- What is expected -
Count how many lines below contain the word "autres", then give that number alone.

- Listed entries -
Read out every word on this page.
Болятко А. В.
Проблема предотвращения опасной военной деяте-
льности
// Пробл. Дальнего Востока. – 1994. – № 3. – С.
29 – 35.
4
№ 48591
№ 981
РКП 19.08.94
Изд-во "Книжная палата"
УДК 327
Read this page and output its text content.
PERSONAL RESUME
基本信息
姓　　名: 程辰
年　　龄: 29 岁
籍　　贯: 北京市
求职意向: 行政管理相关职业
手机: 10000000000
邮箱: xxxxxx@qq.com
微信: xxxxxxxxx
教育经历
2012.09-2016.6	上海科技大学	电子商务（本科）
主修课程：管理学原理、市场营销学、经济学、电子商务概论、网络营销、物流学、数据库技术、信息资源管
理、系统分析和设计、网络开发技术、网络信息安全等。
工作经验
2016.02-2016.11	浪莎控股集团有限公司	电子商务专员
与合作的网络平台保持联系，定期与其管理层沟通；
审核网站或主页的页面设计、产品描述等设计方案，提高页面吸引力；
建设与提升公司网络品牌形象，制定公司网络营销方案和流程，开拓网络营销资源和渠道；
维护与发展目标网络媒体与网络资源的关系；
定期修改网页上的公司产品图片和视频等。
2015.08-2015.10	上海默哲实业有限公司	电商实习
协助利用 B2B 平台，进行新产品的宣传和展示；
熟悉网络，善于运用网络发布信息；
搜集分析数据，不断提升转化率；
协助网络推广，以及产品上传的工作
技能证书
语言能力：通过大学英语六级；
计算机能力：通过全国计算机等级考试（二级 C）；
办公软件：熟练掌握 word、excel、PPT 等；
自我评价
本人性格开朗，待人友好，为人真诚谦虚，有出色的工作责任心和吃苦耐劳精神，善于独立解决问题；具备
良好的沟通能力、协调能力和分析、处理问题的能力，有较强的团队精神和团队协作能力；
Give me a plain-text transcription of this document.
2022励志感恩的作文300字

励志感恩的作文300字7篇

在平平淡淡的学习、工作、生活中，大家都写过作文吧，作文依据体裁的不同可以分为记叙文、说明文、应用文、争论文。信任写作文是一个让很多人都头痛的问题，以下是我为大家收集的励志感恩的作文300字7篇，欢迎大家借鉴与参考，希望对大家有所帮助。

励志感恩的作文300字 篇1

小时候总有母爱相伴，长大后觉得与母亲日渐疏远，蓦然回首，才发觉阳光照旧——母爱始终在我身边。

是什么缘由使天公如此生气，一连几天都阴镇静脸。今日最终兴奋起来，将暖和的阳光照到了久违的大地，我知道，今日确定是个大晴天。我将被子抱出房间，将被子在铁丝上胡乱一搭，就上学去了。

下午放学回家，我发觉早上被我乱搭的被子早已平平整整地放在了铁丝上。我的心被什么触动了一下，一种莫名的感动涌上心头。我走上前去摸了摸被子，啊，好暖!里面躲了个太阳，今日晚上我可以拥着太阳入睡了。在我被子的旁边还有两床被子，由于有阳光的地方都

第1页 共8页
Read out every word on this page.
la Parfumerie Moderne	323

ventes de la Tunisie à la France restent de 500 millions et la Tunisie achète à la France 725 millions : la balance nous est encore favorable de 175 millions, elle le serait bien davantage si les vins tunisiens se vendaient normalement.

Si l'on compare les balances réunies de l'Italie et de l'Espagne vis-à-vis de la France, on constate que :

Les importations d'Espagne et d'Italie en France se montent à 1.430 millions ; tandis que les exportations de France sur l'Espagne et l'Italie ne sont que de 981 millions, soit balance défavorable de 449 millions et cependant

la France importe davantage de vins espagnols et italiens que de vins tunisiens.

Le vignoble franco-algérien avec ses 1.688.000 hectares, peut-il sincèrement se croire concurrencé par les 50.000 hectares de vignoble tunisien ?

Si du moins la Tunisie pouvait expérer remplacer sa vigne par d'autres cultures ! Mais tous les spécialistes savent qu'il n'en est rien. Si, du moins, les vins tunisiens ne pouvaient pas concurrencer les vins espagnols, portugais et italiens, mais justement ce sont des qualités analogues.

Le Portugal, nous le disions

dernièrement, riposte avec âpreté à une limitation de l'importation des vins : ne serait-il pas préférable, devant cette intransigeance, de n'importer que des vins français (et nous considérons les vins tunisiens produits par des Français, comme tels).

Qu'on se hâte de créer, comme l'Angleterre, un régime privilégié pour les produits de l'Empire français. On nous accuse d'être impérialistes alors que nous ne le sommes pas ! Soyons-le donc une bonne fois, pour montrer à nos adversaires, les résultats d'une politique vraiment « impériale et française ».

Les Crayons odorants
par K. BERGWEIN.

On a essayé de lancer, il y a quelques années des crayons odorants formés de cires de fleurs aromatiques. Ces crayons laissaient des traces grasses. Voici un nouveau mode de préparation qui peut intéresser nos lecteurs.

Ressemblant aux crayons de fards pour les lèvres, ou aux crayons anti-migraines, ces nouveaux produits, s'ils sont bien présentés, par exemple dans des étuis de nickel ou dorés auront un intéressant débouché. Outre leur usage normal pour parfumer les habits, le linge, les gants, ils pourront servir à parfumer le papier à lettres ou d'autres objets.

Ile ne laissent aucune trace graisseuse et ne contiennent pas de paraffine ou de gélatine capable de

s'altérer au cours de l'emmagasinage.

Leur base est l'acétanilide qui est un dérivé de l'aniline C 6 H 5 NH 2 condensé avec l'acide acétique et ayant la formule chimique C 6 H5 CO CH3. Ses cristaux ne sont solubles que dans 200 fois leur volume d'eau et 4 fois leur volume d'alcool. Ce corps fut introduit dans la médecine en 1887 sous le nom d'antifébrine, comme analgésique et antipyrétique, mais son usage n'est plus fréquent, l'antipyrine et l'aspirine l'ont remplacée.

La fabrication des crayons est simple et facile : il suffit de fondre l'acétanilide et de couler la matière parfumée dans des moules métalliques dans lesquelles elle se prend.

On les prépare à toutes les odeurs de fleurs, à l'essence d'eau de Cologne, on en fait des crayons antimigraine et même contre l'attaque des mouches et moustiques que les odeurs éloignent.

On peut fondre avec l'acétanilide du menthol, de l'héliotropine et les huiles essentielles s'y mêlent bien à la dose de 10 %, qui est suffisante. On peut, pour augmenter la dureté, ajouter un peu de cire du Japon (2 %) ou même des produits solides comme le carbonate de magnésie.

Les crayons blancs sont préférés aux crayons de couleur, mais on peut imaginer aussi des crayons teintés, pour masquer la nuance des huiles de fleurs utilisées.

- Exercise output -
2